> _Your task_
Count the lines below that contain the word "nuovi", and reply with only that number.

> _Task inputs_
=======
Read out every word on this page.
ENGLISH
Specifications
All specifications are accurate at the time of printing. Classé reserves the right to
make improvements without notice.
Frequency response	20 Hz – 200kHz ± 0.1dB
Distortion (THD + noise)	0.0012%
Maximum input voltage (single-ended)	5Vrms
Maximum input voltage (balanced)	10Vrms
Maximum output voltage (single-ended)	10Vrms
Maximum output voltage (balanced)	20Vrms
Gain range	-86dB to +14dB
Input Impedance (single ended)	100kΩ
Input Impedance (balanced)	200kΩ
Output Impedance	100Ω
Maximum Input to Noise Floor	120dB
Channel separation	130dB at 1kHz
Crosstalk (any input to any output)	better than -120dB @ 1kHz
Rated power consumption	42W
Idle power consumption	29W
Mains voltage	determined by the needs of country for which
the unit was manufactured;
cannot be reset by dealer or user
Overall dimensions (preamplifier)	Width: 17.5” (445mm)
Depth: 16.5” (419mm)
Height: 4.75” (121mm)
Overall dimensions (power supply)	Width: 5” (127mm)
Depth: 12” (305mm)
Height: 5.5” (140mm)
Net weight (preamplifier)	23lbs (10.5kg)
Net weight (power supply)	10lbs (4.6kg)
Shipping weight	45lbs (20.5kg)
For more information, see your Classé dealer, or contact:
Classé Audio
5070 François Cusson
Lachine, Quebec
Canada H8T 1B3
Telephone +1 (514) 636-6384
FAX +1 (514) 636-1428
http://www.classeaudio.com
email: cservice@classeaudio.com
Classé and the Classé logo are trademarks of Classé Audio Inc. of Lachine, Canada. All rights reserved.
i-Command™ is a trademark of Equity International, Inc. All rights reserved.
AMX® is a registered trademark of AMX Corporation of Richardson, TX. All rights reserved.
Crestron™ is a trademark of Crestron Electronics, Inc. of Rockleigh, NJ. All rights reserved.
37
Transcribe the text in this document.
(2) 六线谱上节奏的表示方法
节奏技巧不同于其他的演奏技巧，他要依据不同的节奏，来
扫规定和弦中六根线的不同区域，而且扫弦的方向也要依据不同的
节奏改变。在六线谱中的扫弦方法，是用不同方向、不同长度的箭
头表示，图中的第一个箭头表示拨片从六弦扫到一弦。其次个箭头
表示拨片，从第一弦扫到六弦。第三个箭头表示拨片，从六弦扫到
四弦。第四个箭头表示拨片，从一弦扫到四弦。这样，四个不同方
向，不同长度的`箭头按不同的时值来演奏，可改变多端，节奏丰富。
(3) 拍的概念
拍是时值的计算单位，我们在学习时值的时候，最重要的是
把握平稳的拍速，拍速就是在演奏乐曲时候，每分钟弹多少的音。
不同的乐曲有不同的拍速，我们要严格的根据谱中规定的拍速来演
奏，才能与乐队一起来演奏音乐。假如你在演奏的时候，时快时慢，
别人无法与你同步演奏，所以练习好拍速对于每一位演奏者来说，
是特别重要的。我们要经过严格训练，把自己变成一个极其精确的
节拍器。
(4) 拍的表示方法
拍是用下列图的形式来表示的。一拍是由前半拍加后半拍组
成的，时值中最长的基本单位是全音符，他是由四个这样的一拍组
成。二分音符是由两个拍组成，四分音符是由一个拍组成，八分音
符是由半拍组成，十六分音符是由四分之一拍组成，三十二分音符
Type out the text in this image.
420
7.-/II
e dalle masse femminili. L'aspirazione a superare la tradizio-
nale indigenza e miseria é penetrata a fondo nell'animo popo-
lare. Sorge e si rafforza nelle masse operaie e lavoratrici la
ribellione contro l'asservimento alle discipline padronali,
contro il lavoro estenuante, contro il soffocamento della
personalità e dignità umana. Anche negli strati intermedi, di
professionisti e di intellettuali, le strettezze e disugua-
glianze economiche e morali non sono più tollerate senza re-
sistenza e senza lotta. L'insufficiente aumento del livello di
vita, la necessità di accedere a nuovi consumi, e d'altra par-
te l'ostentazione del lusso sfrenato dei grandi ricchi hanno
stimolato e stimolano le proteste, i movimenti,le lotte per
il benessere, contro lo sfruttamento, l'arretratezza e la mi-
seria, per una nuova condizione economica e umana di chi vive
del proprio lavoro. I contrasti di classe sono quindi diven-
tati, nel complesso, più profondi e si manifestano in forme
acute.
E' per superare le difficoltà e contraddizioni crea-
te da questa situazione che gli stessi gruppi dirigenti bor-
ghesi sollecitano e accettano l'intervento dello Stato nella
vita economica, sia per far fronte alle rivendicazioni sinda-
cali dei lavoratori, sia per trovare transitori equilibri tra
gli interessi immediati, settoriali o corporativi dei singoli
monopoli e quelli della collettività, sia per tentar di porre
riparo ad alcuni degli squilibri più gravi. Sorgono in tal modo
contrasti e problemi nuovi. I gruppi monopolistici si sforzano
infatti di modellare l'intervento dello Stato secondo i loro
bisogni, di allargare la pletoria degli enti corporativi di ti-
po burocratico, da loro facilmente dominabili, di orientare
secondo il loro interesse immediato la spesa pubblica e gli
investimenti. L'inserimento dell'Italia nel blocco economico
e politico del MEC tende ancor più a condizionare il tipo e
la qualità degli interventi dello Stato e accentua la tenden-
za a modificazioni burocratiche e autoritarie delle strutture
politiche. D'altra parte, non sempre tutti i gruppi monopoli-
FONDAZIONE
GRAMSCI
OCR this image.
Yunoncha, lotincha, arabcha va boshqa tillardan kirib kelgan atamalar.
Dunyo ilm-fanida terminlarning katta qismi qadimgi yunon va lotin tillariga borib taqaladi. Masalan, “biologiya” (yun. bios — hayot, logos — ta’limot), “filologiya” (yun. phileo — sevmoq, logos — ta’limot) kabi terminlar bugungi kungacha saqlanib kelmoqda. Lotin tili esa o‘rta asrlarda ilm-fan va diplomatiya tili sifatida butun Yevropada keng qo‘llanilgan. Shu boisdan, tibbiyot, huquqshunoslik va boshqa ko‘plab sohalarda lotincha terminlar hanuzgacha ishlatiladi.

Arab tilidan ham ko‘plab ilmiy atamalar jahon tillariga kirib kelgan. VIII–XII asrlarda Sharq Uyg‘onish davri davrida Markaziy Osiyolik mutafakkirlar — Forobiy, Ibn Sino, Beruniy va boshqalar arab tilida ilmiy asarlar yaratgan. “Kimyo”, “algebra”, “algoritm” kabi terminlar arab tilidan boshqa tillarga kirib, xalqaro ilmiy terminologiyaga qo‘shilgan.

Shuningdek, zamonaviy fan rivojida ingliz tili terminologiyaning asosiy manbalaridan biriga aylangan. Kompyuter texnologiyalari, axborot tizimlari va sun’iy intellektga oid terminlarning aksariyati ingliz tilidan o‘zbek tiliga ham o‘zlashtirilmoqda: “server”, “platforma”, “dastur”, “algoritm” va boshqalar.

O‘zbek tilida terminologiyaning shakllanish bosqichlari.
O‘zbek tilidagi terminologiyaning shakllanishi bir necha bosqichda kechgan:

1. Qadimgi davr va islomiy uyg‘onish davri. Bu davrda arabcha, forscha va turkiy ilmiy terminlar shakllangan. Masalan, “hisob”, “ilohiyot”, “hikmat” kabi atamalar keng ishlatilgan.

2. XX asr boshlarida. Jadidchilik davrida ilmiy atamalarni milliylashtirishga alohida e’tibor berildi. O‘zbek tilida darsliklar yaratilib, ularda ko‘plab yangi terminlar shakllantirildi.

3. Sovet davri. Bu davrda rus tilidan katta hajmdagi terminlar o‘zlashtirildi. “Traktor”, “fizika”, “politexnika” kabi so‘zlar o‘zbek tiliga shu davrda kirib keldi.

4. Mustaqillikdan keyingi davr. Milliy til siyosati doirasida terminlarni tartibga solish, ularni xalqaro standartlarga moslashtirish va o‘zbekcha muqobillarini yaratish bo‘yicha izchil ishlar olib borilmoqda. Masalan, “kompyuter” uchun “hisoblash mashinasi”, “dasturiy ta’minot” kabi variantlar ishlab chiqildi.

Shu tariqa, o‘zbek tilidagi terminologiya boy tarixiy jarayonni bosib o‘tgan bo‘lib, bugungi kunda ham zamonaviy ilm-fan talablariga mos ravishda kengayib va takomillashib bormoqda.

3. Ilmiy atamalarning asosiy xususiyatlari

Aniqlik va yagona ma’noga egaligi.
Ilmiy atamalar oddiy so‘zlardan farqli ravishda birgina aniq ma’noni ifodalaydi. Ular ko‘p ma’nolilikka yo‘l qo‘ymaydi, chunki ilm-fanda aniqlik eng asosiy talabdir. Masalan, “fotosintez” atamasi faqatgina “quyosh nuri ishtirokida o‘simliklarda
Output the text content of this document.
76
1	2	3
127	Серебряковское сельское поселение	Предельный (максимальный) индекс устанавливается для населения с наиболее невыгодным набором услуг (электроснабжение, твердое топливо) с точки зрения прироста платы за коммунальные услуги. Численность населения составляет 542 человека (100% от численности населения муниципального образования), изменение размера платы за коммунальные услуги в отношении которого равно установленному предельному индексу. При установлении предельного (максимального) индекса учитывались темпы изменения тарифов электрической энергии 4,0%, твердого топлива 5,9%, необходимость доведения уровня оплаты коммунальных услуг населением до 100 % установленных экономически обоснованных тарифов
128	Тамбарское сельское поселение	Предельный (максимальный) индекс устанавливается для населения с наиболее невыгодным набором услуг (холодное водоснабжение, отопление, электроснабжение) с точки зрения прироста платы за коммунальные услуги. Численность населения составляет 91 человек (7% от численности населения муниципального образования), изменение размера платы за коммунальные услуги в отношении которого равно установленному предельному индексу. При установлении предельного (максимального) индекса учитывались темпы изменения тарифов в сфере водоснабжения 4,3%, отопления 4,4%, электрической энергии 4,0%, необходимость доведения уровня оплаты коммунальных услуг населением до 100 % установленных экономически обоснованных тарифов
=======
> _The response_
2